*EXERCISE PROMPT*: Reproduce every line in the dataset rows below with no changes.

begin GIVEN RECORDS

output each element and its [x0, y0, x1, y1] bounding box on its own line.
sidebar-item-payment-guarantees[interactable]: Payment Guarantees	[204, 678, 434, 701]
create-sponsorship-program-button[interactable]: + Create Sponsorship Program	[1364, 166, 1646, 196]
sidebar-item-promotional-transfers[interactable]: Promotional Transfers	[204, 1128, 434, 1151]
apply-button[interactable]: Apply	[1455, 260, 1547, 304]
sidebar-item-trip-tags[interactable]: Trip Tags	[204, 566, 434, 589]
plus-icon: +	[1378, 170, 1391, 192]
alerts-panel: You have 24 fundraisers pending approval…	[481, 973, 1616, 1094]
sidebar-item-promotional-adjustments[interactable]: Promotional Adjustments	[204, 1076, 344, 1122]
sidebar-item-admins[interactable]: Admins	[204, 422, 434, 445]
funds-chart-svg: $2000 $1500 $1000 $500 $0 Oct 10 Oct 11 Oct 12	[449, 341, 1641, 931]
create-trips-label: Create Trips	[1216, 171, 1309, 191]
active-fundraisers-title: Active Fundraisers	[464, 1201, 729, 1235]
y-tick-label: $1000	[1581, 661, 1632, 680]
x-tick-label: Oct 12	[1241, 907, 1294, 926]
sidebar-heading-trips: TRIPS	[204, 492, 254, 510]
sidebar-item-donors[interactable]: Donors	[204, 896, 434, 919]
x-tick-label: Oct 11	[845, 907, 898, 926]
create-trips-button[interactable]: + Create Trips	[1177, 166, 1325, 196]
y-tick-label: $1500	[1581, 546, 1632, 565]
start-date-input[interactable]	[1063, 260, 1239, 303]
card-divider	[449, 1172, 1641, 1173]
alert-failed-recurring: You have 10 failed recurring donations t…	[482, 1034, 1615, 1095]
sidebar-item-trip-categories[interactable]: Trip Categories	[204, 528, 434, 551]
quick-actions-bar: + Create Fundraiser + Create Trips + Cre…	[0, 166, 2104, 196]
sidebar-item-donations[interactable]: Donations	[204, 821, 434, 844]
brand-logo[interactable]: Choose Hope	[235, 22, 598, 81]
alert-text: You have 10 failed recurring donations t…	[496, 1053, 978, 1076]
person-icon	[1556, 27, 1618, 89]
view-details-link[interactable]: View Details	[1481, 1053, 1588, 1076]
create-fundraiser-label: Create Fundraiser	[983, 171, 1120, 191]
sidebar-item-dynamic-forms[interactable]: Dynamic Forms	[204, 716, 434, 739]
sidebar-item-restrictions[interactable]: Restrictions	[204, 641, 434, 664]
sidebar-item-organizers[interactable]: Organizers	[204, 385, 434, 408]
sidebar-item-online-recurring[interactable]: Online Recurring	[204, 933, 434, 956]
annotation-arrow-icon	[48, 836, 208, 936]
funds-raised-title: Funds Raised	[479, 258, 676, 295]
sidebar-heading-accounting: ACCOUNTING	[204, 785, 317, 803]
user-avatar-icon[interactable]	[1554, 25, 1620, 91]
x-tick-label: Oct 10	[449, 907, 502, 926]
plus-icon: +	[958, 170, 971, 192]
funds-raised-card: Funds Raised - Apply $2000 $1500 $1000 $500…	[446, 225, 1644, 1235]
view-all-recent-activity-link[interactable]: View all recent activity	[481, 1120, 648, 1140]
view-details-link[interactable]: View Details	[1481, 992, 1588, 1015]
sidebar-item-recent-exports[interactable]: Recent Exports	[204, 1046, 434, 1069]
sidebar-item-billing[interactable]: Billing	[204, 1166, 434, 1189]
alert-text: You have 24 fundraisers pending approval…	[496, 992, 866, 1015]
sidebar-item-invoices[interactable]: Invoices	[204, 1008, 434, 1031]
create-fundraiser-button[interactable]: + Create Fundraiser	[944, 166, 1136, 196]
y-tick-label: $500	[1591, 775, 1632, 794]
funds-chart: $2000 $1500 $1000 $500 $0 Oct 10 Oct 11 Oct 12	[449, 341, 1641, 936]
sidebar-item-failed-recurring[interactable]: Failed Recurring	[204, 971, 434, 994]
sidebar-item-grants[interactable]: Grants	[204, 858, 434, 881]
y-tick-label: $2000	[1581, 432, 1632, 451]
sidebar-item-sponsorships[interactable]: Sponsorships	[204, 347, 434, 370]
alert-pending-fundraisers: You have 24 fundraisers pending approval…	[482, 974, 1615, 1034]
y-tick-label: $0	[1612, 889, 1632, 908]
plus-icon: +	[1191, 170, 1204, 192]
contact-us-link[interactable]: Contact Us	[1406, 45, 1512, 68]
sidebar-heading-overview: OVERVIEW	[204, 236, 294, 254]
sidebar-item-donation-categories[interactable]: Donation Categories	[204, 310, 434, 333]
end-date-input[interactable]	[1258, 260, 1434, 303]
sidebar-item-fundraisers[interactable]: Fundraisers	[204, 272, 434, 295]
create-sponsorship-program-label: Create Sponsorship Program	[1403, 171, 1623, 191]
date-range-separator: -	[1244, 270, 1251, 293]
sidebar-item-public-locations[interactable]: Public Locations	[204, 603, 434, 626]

end GIVEN RECORDS

*COMPLETE RESPONSE*:
output each element and its [x0, y0, x1, y1] bounding box on its own line.
sidebar-item-payment-guarantees[interactable]: Payment Guarantees	[204, 678, 434, 701]
create-sponsorship-program-button[interactable]: + Create Sponsorship Program	[1364, 166, 1646, 196]
sidebar-item-promotional-transfers[interactable]: Promotional Transfers	[204, 1128, 434, 1151]
apply-button[interactable]: Apply	[1455, 260, 1547, 304]
sidebar-item-trip-tags[interactable]: Trip Tags	[204, 566, 434, 589]
plus-icon: +	[1378, 170, 1391, 192]
alerts-panel: You have 24 fundraisers pending approval…	[481, 973, 1616, 1094]
sidebar-item-promotional-adjustments[interactable]: Promotional Adjustments	[204, 1076, 344, 1122]
sidebar-item-admins[interactable]: Admins	[204, 422, 434, 445]
funds-chart-svg: $2000 $1500 $1000 $500 $0 Oct 10 Oct 11 Oct 12	[449, 341, 1641, 931]
create-trips-label: Create Trips	[1216, 171, 1309, 191]
active-fundraisers-title: Active Fundraisers	[464, 1201, 729, 1235]
y-tick-label: $1000	[1581, 661, 1632, 680]
x-tick-label: Oct 12	[1241, 907, 1294, 926]
sidebar-heading-trips: TRIPS	[204, 492, 254, 510]
sidebar-item-donors[interactable]: Donors	[204, 896, 434, 919]
x-tick-label: Oct 11	[845, 907, 898, 926]
create-trips-button[interactable]: + Create Trips	[1177, 166, 1325, 196]
y-tick-label: $1500	[1581, 546, 1632, 565]
start-date-input[interactable]	[1063, 260, 1239, 303]
card-divider	[449, 1172, 1641, 1173]
alert-failed-recurring: You have 10 failed recurring donations t…	[482, 1034, 1615, 1095]
sidebar-item-trip-categories[interactable]: Trip Categories	[204, 528, 434, 551]
quick-actions-bar: + Create Fundraiser + Create Trips + Cre…	[0, 166, 2104, 196]
sidebar-item-donations[interactable]: Donations	[204, 821, 434, 844]
brand-logo[interactable]: Choose Hope	[235, 22, 598, 81]
alert-text: You have 10 failed recurring donations t…	[496, 1053, 978, 1076]
person-icon	[1556, 27, 1618, 89]
view-details-link[interactable]: View Details	[1481, 1053, 1588, 1076]
create-fundraiser-label: Create Fundraiser	[983, 171, 1120, 191]
sidebar-item-dynamic-forms[interactable]: Dynamic Forms	[204, 716, 434, 739]
sidebar-item-restrictions[interactable]: Restrictions	[204, 641, 434, 664]
sidebar-item-organizers[interactable]: Organizers	[204, 385, 434, 408]
sidebar-item-online-recurring[interactable]: Online Recurring	[204, 933, 434, 956]
annotation-arrow-icon	[48, 836, 208, 936]
funds-raised-title: Funds Raised	[479, 258, 676, 295]
sidebar-heading-accounting: ACCOUNTING	[204, 785, 317, 803]
user-avatar-icon[interactable]	[1554, 25, 1620, 91]
x-tick-label: Oct 10	[449, 907, 502, 926]
plus-icon: +	[958, 170, 971, 192]
funds-raised-card: Funds Raised - Apply $2000 $1500 $1000 $500…	[446, 225, 1644, 1235]
view-all-recent-activity-link[interactable]: View all recent activity	[481, 1120, 648, 1140]
view-details-link[interactable]: View Details	[1481, 992, 1588, 1015]
sidebar-item-recent-exports[interactable]: Recent Exports	[204, 1046, 434, 1069]
sidebar-item-billing[interactable]: Billing	[204, 1166, 434, 1189]
alert-text: You have 24 fundraisers pending approval…	[496, 992, 866, 1015]
sidebar-item-invoices[interactable]: Invoices	[204, 1008, 434, 1031]
create-fundraiser-button[interactable]: + Create Fundraiser	[944, 166, 1136, 196]
y-tick-label: $500	[1591, 775, 1632, 794]
funds-chart: $2000 $1500 $1000 $500 $0 Oct 10 Oct 11 Oct 12	[449, 341, 1641, 936]
sidebar-item-failed-recurring[interactable]: Failed Recurring	[204, 971, 434, 994]
sidebar-item-grants[interactable]: Grants	[204, 858, 434, 881]
y-tick-label: $2000	[1581, 432, 1632, 451]
sidebar-item-sponsorships[interactable]: Sponsorships	[204, 347, 434, 370]
alert-pending-fundraisers: You have 24 fundraisers pending approval…	[482, 974, 1615, 1034]
y-tick-label: $0	[1612, 889, 1632, 908]
plus-icon: +	[1191, 170, 1204, 192]
contact-us-link[interactable]: Contact Us	[1406, 45, 1512, 68]
sidebar-heading-overview: OVERVIEW	[204, 236, 294, 254]
sidebar-item-donation-categories[interactable]: Donation Categories	[204, 310, 434, 333]
end-date-input[interactable]	[1258, 260, 1434, 303]
sidebar-item-fundraisers[interactable]: Fundraisers	[204, 272, 434, 295]
create-sponsorship-program-label: Create Sponsorship Program	[1403, 171, 1623, 191]
date-range-separator: -	[1244, 270, 1251, 293]
sidebar-item-public-locations[interactable]: Public Locations	[204, 603, 434, 626]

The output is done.